_Problem to work on_. Gather, from the data below, each line in which the word "xlabel" occurs.

[start of Supplied material]

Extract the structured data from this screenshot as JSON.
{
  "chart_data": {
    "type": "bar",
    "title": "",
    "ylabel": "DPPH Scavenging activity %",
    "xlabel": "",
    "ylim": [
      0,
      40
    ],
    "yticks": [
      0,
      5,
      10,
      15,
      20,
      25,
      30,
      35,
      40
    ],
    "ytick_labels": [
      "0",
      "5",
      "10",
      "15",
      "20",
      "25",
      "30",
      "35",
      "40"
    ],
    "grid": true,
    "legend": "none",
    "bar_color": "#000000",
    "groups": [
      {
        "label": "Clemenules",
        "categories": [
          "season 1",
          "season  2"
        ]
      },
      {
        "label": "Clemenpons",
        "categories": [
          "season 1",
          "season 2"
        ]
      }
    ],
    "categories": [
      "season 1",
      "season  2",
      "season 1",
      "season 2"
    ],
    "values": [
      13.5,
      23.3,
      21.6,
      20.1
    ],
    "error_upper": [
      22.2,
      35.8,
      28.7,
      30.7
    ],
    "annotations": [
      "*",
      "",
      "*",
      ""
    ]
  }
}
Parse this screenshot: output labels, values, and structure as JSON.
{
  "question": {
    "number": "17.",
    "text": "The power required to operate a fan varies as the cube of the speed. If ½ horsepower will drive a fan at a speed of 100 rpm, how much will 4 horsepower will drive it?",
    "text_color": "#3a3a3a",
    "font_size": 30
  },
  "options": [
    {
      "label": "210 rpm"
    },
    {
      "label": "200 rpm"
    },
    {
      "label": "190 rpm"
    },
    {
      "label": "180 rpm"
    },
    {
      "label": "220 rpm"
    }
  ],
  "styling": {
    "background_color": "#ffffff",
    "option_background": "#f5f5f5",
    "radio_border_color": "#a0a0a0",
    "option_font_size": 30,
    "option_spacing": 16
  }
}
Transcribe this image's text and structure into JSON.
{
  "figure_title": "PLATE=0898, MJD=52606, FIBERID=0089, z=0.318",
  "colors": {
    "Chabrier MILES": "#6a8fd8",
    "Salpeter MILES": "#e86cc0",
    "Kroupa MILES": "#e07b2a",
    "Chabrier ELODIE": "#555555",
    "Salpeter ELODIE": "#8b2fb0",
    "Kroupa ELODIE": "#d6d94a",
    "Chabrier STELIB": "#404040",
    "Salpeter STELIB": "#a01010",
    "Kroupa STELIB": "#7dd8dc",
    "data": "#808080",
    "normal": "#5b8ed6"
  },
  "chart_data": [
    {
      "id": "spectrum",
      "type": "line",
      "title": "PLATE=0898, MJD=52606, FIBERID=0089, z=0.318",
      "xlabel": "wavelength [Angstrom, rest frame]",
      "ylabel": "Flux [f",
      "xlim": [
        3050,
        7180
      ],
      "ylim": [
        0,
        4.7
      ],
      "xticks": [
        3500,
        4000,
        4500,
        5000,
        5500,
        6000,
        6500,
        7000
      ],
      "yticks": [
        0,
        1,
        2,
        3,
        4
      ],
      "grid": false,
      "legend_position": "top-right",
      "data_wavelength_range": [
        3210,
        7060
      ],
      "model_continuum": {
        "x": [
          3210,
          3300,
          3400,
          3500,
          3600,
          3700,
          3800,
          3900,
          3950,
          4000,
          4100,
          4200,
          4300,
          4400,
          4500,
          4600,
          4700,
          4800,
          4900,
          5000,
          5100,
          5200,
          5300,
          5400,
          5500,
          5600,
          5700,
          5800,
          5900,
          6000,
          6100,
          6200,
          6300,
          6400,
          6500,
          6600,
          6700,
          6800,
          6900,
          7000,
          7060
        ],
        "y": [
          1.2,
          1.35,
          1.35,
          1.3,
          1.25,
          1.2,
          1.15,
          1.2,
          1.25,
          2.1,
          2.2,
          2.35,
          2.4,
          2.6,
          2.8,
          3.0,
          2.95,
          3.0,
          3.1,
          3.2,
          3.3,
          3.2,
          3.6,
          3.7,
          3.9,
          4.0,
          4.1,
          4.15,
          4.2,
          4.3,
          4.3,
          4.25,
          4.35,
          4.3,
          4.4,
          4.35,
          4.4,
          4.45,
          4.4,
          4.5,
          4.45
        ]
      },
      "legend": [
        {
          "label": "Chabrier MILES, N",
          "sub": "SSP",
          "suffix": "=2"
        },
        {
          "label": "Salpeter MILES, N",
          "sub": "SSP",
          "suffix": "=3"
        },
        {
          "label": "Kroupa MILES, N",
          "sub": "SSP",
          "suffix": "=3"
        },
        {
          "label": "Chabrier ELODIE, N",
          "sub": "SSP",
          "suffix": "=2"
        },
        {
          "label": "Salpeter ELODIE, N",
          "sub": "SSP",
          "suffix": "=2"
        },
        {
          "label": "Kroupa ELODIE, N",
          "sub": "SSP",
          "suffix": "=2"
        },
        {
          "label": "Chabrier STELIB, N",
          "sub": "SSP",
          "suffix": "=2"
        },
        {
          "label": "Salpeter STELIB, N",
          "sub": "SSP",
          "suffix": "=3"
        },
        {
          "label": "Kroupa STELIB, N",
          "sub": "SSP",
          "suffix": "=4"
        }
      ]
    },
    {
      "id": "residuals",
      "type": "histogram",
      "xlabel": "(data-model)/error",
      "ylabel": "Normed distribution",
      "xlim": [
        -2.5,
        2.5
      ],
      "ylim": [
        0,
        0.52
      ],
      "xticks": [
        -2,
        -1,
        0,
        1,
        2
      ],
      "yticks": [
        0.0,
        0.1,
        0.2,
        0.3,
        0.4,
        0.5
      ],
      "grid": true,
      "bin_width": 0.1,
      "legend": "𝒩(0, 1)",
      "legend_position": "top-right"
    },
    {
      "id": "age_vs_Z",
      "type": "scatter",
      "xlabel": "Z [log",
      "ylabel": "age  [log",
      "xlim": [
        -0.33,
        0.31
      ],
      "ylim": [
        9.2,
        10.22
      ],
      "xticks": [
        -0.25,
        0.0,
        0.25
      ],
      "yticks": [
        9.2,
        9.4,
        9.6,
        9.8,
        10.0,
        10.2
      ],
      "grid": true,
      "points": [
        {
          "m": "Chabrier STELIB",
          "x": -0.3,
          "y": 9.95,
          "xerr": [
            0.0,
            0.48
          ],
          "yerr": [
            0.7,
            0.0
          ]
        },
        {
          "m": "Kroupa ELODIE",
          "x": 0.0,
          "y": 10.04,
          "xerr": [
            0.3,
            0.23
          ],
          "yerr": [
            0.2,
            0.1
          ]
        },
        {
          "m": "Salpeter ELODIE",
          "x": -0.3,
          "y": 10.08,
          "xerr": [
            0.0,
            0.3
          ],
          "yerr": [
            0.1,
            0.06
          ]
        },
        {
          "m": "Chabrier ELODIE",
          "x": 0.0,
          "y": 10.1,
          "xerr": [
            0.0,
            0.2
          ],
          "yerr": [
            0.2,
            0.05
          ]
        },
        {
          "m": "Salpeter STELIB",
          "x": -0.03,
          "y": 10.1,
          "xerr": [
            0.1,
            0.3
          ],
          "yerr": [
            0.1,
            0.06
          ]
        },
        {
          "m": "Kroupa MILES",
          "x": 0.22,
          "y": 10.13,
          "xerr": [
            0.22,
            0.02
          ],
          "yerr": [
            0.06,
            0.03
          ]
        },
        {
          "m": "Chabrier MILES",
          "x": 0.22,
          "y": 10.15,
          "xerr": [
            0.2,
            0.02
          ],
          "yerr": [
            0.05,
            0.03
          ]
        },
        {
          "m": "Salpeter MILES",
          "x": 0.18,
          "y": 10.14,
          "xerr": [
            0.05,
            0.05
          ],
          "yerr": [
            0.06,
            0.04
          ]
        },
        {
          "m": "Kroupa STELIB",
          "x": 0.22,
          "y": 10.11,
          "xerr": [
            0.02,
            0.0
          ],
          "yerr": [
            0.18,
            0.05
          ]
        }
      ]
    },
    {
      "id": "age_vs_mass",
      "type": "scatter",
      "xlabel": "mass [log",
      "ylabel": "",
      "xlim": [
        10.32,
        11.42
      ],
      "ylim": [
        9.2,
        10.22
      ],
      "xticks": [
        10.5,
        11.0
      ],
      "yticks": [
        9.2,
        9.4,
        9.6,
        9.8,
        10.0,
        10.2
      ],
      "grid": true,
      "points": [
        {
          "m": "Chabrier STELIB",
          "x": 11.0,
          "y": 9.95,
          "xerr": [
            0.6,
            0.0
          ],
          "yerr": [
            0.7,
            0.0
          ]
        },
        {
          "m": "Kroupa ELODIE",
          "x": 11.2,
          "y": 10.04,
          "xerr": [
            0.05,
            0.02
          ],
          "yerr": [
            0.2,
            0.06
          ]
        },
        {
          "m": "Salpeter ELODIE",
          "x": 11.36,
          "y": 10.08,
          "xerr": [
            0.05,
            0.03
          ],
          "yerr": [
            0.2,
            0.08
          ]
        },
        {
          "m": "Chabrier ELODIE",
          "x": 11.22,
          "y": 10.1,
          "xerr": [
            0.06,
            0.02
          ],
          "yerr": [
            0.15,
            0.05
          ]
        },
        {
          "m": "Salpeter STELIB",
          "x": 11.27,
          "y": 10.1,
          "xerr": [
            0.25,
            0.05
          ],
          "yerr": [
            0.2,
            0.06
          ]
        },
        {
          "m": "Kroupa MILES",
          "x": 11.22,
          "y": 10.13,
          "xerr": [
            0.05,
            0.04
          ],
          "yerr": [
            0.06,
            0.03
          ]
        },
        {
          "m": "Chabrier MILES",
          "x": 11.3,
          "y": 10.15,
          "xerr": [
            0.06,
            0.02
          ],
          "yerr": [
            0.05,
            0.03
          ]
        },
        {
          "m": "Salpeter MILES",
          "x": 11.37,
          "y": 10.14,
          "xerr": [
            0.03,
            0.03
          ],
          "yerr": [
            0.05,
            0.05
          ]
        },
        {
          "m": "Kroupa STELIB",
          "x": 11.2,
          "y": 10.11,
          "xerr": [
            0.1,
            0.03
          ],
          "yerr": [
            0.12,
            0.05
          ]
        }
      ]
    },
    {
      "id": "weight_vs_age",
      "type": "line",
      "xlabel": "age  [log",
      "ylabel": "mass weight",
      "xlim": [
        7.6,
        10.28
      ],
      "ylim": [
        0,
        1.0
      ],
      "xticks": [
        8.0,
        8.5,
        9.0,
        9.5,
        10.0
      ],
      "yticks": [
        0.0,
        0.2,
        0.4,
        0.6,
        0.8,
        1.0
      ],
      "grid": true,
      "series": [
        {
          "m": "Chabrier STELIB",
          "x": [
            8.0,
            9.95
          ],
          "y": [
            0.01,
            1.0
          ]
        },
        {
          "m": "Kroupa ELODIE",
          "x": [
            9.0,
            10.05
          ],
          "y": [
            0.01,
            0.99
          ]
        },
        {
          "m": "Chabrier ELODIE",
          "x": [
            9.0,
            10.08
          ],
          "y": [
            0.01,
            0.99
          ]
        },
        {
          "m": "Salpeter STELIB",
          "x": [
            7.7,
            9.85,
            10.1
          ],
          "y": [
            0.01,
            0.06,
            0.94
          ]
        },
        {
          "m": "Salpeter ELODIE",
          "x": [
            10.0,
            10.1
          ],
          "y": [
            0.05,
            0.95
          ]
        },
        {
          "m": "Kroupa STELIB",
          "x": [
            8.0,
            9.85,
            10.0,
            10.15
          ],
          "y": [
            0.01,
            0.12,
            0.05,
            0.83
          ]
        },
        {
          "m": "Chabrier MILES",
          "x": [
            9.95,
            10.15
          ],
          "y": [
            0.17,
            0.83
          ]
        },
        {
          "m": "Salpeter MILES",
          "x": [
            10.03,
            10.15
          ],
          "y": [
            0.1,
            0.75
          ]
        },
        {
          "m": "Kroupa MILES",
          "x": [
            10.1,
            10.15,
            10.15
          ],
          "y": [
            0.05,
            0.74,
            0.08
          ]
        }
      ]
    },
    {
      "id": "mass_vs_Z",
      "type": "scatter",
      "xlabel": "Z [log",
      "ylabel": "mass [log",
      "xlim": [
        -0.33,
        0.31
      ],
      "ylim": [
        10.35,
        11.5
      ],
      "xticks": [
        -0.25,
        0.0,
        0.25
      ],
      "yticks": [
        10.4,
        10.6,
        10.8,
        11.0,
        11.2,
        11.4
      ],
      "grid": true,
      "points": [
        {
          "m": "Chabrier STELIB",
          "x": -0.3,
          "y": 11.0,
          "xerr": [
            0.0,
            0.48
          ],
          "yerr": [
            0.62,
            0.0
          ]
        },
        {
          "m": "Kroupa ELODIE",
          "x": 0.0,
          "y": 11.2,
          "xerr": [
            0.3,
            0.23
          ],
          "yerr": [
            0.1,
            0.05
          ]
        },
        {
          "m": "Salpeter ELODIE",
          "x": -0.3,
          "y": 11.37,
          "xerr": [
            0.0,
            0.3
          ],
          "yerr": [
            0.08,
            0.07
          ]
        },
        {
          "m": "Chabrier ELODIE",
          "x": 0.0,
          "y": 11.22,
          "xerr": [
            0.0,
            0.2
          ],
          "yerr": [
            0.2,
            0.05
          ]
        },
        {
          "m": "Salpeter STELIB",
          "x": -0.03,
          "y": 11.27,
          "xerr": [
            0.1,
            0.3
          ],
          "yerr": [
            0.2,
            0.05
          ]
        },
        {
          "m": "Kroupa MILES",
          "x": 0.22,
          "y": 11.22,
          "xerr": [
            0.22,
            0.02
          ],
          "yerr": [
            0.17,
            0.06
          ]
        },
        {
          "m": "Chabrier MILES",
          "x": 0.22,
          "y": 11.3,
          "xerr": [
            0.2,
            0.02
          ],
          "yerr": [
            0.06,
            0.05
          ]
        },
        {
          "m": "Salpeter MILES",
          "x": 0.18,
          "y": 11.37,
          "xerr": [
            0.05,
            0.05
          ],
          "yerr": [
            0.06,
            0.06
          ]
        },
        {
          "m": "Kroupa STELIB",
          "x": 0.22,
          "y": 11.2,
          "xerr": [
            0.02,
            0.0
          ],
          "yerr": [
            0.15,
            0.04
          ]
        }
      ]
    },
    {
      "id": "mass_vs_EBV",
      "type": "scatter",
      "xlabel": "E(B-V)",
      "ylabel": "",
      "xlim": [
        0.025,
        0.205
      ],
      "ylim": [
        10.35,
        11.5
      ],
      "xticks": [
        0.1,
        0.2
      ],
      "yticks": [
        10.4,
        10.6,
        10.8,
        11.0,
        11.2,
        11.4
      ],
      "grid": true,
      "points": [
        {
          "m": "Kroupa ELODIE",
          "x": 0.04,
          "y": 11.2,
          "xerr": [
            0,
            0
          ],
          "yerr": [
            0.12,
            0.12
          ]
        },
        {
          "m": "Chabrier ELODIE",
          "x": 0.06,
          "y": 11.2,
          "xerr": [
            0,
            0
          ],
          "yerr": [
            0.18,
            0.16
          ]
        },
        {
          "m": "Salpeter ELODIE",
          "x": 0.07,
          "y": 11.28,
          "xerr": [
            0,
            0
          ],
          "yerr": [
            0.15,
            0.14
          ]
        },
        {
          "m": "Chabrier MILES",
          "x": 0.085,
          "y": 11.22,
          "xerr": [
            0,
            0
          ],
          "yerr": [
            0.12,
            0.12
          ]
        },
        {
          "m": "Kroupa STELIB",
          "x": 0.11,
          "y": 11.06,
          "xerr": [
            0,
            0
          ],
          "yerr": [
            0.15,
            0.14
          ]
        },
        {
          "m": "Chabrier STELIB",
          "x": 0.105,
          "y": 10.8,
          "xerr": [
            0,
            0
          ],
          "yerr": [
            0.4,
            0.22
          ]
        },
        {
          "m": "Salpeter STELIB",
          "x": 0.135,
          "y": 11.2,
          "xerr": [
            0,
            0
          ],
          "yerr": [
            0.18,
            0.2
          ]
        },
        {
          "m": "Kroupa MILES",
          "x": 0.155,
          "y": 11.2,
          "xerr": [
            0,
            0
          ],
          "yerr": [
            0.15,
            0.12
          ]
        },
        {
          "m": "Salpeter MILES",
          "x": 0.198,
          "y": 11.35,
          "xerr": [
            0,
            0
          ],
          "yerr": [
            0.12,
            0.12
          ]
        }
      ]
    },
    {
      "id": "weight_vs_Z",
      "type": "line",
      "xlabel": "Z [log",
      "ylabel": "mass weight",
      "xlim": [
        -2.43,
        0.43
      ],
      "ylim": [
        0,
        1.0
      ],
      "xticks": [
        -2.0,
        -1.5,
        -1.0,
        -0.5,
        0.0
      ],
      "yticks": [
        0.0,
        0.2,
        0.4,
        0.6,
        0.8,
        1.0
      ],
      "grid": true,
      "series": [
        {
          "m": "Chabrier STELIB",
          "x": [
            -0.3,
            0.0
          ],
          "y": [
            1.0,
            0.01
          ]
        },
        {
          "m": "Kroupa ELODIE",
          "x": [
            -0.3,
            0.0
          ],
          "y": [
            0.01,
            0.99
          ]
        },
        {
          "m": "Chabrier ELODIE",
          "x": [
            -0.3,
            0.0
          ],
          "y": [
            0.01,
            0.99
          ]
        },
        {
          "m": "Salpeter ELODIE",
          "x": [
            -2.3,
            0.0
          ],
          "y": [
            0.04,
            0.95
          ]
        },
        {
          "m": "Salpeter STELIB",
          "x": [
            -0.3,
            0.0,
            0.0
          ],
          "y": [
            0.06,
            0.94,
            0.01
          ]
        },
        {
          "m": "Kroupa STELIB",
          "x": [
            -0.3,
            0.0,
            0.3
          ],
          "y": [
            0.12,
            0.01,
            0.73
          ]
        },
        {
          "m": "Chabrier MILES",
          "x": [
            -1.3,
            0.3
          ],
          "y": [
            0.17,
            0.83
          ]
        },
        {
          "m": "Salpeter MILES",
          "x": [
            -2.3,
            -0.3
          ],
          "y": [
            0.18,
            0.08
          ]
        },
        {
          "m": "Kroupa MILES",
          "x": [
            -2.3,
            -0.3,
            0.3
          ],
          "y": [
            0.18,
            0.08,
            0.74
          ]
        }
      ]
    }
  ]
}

[end of Supplied material]

_Result of this exercise_.
    "xlabel": "",
      "xlabel": "wavelength [Angstrom, rest frame]",
      "xlabel": "(data-model)/error",
      "xlabel": "Z [log",
      "xlabel": "mass [log",
      "xlabel": "age  [log",
      "xlabel": "Z [log",
      "xlabel": "E(B-V)",
      "xlabel": "Z [log",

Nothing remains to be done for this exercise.